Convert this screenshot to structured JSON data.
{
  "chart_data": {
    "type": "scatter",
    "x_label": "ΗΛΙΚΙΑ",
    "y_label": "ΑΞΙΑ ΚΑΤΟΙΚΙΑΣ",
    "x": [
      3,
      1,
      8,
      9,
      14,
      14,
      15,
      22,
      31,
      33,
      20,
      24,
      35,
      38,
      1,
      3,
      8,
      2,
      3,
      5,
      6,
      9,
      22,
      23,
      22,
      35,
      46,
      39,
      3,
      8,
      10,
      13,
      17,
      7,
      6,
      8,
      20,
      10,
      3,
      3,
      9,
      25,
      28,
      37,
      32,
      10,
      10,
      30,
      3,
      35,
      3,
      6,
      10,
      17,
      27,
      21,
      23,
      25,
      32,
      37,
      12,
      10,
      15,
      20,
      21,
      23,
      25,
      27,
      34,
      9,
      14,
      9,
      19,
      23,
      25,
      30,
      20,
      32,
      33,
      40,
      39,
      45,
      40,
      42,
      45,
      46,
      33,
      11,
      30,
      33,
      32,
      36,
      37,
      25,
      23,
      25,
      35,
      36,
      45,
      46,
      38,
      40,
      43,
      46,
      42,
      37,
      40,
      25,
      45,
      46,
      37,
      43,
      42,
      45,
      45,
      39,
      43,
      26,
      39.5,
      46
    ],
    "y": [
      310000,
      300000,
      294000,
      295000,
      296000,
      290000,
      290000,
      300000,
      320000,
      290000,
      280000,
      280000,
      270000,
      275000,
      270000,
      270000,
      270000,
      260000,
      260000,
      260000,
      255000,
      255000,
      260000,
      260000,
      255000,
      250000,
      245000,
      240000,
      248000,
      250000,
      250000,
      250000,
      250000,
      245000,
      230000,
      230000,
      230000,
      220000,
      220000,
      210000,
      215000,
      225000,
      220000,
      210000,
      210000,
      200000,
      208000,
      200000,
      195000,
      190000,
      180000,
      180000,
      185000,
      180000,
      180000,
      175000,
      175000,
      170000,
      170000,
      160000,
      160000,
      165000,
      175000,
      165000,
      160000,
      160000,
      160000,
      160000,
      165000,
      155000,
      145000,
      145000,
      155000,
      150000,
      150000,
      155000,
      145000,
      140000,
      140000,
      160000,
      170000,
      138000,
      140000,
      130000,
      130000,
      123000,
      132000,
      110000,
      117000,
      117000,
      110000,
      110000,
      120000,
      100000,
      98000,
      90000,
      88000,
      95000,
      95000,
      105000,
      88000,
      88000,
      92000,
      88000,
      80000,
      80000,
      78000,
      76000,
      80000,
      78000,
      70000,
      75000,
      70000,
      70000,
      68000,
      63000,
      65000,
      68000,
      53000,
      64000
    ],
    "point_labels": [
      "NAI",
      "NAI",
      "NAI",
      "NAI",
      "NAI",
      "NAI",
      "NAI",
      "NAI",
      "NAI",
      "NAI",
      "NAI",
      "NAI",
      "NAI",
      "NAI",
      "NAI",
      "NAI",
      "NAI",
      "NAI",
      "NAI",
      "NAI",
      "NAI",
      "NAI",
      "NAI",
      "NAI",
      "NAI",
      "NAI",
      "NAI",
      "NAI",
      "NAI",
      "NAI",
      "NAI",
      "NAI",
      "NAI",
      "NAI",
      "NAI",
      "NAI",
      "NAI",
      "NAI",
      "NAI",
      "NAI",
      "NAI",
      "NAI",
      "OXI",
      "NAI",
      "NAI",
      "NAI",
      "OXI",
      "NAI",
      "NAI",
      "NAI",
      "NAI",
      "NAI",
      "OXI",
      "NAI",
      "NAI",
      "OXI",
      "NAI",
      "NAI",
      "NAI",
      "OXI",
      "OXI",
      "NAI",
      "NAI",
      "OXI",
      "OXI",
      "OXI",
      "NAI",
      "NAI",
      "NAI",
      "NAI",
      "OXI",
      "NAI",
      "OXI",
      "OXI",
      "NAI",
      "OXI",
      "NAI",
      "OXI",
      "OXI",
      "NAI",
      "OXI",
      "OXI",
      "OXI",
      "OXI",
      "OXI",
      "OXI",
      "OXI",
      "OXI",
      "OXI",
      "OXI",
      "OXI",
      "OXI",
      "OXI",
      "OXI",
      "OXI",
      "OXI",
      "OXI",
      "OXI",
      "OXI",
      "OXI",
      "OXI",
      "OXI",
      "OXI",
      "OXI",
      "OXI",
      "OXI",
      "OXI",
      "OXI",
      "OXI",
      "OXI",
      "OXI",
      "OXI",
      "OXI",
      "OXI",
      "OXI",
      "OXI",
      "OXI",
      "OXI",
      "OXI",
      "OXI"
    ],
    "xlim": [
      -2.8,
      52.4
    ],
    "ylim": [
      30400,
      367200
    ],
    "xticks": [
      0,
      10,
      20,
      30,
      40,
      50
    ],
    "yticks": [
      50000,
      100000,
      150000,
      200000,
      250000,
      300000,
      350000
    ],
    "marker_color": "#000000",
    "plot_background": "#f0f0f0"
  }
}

________________________

**GIVEN PROBLEM:** Would you reproduce the material above in full, exactly as given?

**FINAL RESULT:**
Convert this screenshot to structured JSON data.
{
  "chart_data": {
    "type": "scatter",
    "x_label": "ΗΛΙΚΙΑ",
    "y_label": "ΑΞΙΑ ΚΑΤΟΙΚΙΑΣ",
    "x": [
      3,
      1,
      8,
      9,
      14,
      14,
      15,
      22,
      31,
      33,
      20,
      24,
      35,
      38,
      1,
      3,
      8,
      2,
      3,
      5,
      6,
      9,
      22,
      23,
      22,
      35,
      46,
      39,
      3,
      8,
      10,
      13,
      17,
      7,
      6,
      8,
      20,
      10,
      3,
      3,
      9,
      25,
      28,
      37,
      32,
      10,
      10,
      30,
      3,
      35,
      3,
      6,
      10,
      17,
      27,
      21,
      23,
      25,
      32,
      37,
      12,
      10,
      15,
      20,
      21,
      23,
      25,
      27,
      34,
      9,
      14,
      9,
      19,
      23,
      25,
      30,
      20,
      32,
      33,
      40,
      39,
      45,
      40,
      42,
      45,
      46,
      33,
      11,
      30,
      33,
      32,
      36,
      37,
      25,
      23,
      25,
      35,
      36,
      45,
      46,
      38,
      40,
      43,
      46,
      42,
      37,
      40,
      25,
      45,
      46,
      37,
      43,
      42,
      45,
      45,
      39,
      43,
      26,
      39.5,
      46
    ],
    "y": [
      310000,
      300000,
      294000,
      295000,
      296000,
      290000,
      290000,
      300000,
      320000,
      290000,
      280000,
      280000,
      270000,
      275000,
      270000,
      270000,
      270000,
      260000,
      260000,
      260000,
      255000,
      255000,
      260000,
      260000,
      255000,
      250000,
      245000,
      240000,
      248000,
      250000,
      250000,
      250000,
      250000,
      245000,
      230000,
      230000,
      230000,
      220000,
      220000,
      210000,
      215000,
      225000,
      220000,
      210000,
      210000,
      200000,
      208000,
      200000,
      195000,
      190000,
      180000,
      180000,
      185000,
      180000,
      180000,
      175000,
      175000,
      170000,
      170000,
      160000,
      160000,
      165000,
      175000,
      165000,
      160000,
      160000,
      160000,
      160000,
      165000,
      155000,
      145000,
      145000,
      155000,
      150000,
      150000,
      155000,
      145000,
      140000,
      140000,
      160000,
      170000,
      138000,
      140000,
      130000,
      130000,
      123000,
      132000,
      110000,
      117000,
      117000,
      110000,
      110000,
      120000,
      100000,
      98000,
      90000,
      88000,
      95000,
      95000,
      105000,
      88000,
      88000,
      92000,
      88000,
      80000,
      80000,
      78000,
      76000,
      80000,
      78000,
      70000,
      75000,
      70000,
      70000,
      68000,
      63000,
      65000,
      68000,
      53000,
      64000
    ],
    "point_labels": [
      "NAI",
      "NAI",
      "NAI",
      "NAI",
      "NAI",
      "NAI",
      "NAI",
      "NAI",
      "NAI",
      "NAI",
      "NAI",
      "NAI",
      "NAI",
      "NAI",
      "NAI",
      "NAI",
      "NAI",
      "NAI",
      "NAI",
      "NAI",
      "NAI",
      "NAI",
      "NAI",
      "NAI",
      "NAI",
      "NAI",
      "NAI",
      "NAI",
      "NAI",
      "NAI",
      "NAI",
      "NAI",
      "NAI",
      "NAI",
      "NAI",
      "NAI",
      "NAI",
      "NAI",
      "NAI",
      "NAI",
      "NAI",
      "NAI",
      "OXI",
      "NAI",
      "NAI",
      "NAI",
      "OXI",
      "NAI",
      "NAI",
      "NAI",
      "NAI",
      "NAI",
      "OXI",
      "NAI",
      "NAI",
      "OXI",
      "NAI",
      "NAI",
      "NAI",
      "OXI",
      "OXI",
      "NAI",
      "NAI",
      "OXI",
      "OXI",
      "OXI",
      "NAI",
      "NAI",
      "NAI",
      "NAI",
      "OXI",
      "NAI",
      "OXI",
      "OXI",
      "NAI",
      "OXI",
      "NAI",
      "OXI",
      "OXI",
      "NAI",
      "OXI",
      "OXI",
      "OXI",
      "OXI",
      "OXI",
      "OXI",
      "OXI",
      "OXI",
      "OXI",
      "OXI",
      "OXI",
      "OXI",
      "OXI",
      "OXI",
      "OXI",
      "OXI",
      "OXI",
      "OXI",
      "OXI",
      "OXI",
      "OXI",
      "OXI",
      "OXI",
      "OXI",
      "OXI",
      "OXI",
      "OXI",
      "OXI",
      "OXI",
      "OXI",
      "OXI",
      "OXI",
      "OXI",
      "OXI",
      "OXI",
      "OXI",
      "OXI",
      "OXI",
      "OXI",
      "OXI"
    ],
    "xlim": [
      -2.8,
      52.4
    ],
    "ylim": [
      30400,
      367200
    ],
    "xticks": [
      0,
      10,
      20,
      30,
      40,
      50
    ],
    "yticks": [
      50000,
      100000,
      150000,
      200000,
      250000,
      300000,
      350000
    ],
    "marker_color": "#000000",
    "plot_background": "#f0f0f0"
  }
}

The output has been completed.